### EXERCISE DESCRIPTION
Below are some records. How many of their lines contain the string "Demand"? Give the number only.

### Dataset excerpt
* * *

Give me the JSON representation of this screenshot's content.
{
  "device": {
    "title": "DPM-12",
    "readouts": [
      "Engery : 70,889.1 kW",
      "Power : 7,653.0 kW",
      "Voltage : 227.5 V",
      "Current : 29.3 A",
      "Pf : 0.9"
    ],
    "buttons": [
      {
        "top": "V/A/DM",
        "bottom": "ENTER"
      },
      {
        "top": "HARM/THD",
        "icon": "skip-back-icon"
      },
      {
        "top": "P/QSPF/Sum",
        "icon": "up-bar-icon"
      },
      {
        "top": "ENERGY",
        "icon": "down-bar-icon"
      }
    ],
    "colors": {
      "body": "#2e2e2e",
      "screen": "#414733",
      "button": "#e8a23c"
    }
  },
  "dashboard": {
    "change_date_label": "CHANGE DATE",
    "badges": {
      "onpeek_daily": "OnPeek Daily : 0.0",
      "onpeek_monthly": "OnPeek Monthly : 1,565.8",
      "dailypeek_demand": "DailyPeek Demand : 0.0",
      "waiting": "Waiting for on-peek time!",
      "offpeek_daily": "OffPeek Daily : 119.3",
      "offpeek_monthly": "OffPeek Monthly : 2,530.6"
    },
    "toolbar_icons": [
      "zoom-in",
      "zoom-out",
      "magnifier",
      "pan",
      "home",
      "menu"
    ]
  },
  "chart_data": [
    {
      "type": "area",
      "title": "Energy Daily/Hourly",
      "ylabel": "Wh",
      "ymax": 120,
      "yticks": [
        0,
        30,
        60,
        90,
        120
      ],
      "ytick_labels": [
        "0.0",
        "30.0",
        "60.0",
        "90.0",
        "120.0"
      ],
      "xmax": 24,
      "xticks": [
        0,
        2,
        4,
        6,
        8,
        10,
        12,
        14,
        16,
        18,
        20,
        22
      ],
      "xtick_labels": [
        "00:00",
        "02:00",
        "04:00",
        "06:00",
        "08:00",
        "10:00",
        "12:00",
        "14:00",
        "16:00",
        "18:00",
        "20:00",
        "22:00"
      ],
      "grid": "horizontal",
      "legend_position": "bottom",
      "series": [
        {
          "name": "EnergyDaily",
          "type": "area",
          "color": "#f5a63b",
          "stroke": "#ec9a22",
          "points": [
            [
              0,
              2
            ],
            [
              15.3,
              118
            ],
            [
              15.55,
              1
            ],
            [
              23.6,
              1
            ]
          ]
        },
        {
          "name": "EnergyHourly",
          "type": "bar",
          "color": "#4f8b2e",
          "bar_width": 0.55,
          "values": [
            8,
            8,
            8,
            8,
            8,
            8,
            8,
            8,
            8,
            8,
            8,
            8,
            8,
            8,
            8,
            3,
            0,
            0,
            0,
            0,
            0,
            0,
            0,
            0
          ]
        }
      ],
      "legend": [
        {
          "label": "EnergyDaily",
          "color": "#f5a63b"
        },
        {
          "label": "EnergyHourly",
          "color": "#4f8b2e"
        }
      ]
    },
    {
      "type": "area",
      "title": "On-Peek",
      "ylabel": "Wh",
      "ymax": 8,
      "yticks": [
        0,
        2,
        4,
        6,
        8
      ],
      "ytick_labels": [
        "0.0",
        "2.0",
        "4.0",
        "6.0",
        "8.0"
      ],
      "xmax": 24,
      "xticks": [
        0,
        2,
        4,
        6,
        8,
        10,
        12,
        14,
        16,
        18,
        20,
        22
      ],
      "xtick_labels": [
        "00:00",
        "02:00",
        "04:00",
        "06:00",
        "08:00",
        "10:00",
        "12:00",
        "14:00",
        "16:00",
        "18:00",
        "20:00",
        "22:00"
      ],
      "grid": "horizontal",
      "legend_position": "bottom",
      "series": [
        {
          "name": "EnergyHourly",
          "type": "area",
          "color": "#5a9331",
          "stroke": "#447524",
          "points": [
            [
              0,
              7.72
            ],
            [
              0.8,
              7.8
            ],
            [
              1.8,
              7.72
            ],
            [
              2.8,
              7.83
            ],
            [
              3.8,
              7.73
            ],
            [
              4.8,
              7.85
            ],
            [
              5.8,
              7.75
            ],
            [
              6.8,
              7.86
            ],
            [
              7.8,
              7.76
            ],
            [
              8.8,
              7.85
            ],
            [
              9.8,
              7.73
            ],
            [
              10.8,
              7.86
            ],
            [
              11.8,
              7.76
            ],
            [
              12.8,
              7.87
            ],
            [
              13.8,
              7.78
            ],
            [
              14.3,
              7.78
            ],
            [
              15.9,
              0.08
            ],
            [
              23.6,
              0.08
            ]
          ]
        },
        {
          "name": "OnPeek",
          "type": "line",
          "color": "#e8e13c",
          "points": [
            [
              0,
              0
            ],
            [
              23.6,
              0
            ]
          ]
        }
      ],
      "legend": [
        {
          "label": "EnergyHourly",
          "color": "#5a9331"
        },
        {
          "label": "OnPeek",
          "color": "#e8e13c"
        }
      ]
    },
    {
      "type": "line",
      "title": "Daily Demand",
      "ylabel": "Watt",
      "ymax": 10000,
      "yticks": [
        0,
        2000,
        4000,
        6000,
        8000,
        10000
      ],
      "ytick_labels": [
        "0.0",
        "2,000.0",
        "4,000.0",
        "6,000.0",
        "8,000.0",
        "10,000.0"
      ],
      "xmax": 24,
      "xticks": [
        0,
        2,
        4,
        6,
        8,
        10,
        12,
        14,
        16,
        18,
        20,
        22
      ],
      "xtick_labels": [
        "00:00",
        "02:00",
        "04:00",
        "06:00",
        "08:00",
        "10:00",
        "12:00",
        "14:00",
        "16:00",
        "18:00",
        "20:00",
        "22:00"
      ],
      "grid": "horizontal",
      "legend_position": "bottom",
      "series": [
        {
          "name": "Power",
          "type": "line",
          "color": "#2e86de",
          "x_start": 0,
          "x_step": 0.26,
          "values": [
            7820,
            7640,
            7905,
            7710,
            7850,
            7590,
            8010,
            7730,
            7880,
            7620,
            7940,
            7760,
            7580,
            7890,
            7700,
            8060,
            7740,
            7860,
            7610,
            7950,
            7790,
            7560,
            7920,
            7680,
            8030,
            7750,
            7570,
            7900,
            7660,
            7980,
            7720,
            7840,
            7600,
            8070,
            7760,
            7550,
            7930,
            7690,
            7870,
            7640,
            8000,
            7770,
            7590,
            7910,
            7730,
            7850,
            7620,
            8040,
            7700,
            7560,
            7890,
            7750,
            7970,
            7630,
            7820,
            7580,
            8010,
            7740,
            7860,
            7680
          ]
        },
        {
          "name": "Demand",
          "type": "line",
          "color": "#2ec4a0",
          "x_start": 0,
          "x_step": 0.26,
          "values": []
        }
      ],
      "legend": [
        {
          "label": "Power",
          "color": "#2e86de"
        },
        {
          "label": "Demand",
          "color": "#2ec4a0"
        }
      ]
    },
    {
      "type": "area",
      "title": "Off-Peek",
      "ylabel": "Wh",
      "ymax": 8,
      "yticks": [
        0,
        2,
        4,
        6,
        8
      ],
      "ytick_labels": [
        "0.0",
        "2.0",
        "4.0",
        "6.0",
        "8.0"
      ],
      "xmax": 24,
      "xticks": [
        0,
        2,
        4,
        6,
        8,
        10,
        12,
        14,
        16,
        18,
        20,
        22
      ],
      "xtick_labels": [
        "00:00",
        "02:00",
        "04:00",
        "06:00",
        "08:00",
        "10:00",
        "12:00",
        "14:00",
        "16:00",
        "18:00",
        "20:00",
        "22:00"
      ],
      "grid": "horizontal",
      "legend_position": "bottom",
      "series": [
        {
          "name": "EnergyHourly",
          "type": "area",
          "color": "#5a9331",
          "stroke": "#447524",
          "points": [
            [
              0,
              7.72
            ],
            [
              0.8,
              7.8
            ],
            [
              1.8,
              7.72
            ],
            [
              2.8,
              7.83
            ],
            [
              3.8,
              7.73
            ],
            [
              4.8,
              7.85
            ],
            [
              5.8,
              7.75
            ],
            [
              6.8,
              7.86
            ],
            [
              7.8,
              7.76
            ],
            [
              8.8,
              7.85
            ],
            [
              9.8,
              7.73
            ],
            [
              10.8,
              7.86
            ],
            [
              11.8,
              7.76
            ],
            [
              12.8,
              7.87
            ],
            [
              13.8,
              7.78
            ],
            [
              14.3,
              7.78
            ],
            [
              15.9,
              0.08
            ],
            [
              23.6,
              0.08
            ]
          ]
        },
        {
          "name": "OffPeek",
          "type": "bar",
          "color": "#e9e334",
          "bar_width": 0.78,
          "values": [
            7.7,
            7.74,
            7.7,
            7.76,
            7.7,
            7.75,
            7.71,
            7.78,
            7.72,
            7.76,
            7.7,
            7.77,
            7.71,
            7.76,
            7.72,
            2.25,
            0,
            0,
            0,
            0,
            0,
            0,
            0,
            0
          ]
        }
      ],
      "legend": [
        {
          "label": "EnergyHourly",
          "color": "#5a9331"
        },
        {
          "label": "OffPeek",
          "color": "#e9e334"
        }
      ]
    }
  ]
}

* * *

### EXERCISE OUTPUT
4